> _Work to be completed_:
Give back the entire listing verbatim.
● ● ●
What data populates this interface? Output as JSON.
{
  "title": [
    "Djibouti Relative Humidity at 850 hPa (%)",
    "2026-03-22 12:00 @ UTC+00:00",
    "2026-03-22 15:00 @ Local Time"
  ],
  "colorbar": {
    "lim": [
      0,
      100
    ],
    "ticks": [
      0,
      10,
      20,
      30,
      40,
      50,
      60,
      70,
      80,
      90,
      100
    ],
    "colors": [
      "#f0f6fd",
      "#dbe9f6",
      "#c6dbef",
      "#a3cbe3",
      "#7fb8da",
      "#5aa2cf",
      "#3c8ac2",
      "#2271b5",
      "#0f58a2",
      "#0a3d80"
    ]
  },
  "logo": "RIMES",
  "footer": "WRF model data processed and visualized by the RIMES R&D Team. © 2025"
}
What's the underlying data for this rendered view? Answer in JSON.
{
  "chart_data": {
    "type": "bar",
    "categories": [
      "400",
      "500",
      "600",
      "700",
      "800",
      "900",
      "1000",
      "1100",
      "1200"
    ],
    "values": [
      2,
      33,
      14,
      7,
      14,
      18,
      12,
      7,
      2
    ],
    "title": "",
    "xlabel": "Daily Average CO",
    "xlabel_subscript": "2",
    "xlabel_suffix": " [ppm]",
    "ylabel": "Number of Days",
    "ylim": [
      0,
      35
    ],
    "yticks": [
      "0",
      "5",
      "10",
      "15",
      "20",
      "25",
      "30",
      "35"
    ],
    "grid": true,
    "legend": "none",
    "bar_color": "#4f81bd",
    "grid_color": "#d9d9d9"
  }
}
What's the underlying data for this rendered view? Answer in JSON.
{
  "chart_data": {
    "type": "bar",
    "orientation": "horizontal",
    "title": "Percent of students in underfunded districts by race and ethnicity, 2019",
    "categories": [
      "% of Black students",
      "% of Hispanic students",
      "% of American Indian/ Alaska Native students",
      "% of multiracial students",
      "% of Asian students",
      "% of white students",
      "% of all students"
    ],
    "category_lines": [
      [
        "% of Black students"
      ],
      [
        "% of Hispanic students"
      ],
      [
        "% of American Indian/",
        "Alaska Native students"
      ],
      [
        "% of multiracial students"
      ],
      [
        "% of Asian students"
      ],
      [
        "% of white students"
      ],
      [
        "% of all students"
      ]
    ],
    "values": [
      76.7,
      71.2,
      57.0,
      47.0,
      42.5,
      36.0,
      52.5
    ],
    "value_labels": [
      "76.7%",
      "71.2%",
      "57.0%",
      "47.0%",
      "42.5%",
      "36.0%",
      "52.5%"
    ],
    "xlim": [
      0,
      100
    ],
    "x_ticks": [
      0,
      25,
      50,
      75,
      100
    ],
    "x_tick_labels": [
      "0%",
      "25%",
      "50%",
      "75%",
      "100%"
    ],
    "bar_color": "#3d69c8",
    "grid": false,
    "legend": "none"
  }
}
● ● ●
> _Output_:
What data populates this interface? Output as JSON.
{
  "title": [
    "Djibouti Relative Humidity at 850 hPa (%)",
    "2026-03-22 12:00 @ UTC+00:00",
    "2026-03-22 15:00 @ Local Time"
  ],
  "colorbar": {
    "lim": [
      0,
      100
    ],
    "ticks": [
      0,
      10,
      20,
      30,
      40,
      50,
      60,
      70,
      80,
      90,
      100
    ],
    "colors": [
      "#f0f6fd",
      "#dbe9f6",
      "#c6dbef",
      "#a3cbe3",
      "#7fb8da",
      "#5aa2cf",
      "#3c8ac2",
      "#2271b5",
      "#0f58a2",
      "#0a3d80"
    ]
  },
  "logo": "RIMES",
  "footer": "WRF model data processed and visualized by the RIMES R&D Team. © 2025"
}
What's the underlying data for this rendered view? Answer in JSON.
{
  "chart_data": {
    "type": "bar",
    "categories": [
      "400",
      "500",
      "600",
      "700",
      "800",
      "900",
      "1000",
      "1100",
      "1200"
    ],
    "values": [
      2,
      33,
      14,
      7,
      14,
      18,
      12,
      7,
      2
    ],
    "title": "",
    "xlabel": "Daily Average CO",
    "xlabel_subscript": "2",
    "xlabel_suffix": " [ppm]",
    "ylabel": "Number of Days",
    "ylim": [
      0,
      35
    ],
    "yticks": [
      "0",
      "5",
      "10",
      "15",
      "20",
      "25",
      "30",
      "35"
    ],
    "grid": true,
    "legend": "none",
    "bar_color": "#4f81bd",
    "grid_color": "#d9d9d9"
  }
}
What's the underlying data for this rendered view? Answer in JSON.
{
  "chart_data": {
    "type": "bar",
    "orientation": "horizontal",
    "title": "Percent of students in underfunded districts by race and ethnicity, 2019",
    "categories": [
      "% of Black students",
      "% of Hispanic students",
      "% of American Indian/ Alaska Native students",
      "% of multiracial students",
      "% of Asian students",
      "% of white students",
      "% of all students"
    ],
    "category_lines": [
      [
        "% of Black students"
      ],
      [
        "% of Hispanic students"
      ],
      [
        "% of American Indian/",
        "Alaska Native students"
      ],
      [
        "% of multiracial students"
      ],
      [
        "% of Asian students"
      ],
      [
        "% of white students"
      ],
      [
        "% of all students"
      ]
    ],
    "values": [
      76.7,
      71.2,
      57.0,
      47.0,
      42.5,
      36.0,
      52.5
    ],
    "value_labels": [
      "76.7%",
      "71.2%",
      "57.0%",
      "47.0%",
      "42.5%",
      "36.0%",
      "52.5%"
    ],
    "xlim": [
      0,
      100
    ],
    "x_ticks": [
      0,
      25,
      50,
      75,
      100
    ],
    "x_tick_labels": [
      "0%",
      "25%",
      "50%",
      "75%",
      "100%"
    ],
    "bar_color": "#3d69c8",
    "grid": false,
    "legend": "none"
  }
}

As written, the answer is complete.